— Stated task —
Locate all lines in the data below that hold "this" and show them.

— Data for processing —

+ + + + + + +

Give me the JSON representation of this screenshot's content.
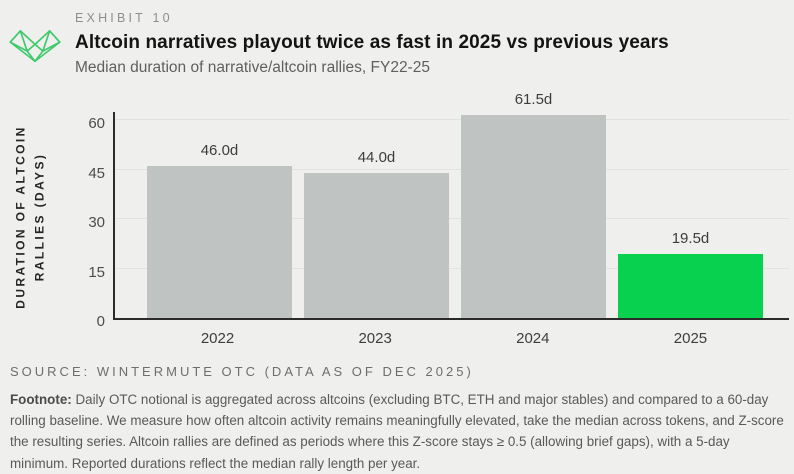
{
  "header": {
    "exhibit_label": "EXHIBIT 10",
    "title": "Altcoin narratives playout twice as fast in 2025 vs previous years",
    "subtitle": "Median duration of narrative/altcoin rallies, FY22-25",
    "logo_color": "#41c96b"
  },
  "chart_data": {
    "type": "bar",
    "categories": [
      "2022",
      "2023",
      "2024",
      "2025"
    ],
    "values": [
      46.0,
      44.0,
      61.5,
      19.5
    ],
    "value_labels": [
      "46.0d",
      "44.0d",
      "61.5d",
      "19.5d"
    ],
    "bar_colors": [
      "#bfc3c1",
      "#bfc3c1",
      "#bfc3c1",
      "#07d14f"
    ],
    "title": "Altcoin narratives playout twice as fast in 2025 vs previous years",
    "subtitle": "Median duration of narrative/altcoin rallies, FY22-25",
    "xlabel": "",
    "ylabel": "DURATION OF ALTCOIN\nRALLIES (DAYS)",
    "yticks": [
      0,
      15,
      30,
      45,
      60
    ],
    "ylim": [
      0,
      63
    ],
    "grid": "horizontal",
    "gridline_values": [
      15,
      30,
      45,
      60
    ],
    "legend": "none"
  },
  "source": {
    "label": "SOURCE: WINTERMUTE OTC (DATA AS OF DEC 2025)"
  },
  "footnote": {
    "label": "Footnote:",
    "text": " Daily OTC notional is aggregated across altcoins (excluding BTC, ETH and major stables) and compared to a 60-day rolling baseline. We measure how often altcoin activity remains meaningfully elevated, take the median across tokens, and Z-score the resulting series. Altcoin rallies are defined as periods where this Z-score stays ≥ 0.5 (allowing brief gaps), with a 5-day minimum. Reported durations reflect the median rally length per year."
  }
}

+ + + + + + +

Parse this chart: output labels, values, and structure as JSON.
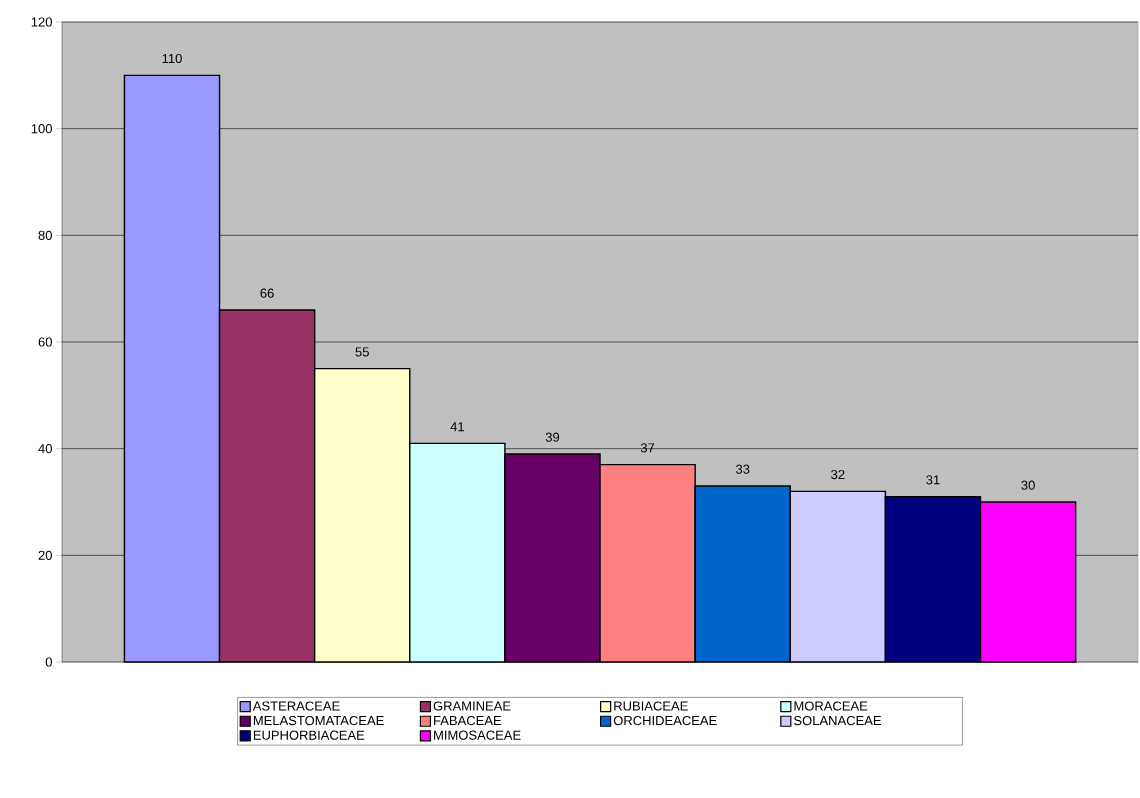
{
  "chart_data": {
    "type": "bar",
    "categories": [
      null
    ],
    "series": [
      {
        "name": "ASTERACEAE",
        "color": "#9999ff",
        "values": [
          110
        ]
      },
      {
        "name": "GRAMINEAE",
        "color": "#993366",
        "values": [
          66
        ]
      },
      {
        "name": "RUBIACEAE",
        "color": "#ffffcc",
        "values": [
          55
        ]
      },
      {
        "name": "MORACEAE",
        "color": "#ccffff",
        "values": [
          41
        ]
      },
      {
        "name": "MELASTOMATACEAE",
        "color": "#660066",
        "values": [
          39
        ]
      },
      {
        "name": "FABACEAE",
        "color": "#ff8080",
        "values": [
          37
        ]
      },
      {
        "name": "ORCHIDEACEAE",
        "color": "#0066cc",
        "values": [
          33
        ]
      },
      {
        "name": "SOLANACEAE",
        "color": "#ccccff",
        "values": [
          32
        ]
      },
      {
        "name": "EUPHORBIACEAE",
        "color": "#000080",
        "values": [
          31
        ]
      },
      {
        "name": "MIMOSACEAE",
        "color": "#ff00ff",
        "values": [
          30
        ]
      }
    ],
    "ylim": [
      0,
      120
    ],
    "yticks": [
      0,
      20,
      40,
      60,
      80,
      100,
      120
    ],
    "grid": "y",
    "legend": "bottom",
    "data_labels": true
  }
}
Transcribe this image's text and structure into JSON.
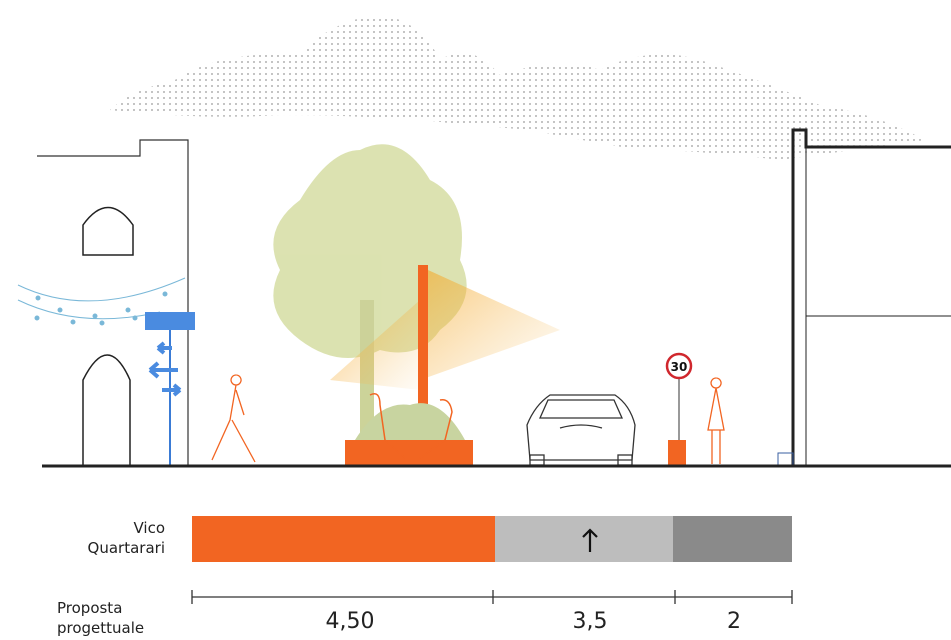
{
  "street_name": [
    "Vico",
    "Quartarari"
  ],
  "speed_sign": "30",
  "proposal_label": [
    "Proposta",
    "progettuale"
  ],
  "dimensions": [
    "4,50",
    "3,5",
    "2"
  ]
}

+ + + + + + +

— Written solution —
Give me the JSON representation of this screenshot's content.
    "text": " Daily OTC notional is aggregated across altcoins (excluding BTC, ETH and major stables) and compared to a 60-day rolling baseline. We measure how often altcoin activity remains meaningfully elevated, take the median across tokens, and Z-score the resulting series. Altcoin rallies are defined as periods where this Z-score stays ≥ 0.5 (allowing brief gaps), with a 5-day minimum. Reported durations reflect the median rally length per year."
Parse this chart: output labels, values, and structure as JSON.
Transcribe this image's text and structure into JSON.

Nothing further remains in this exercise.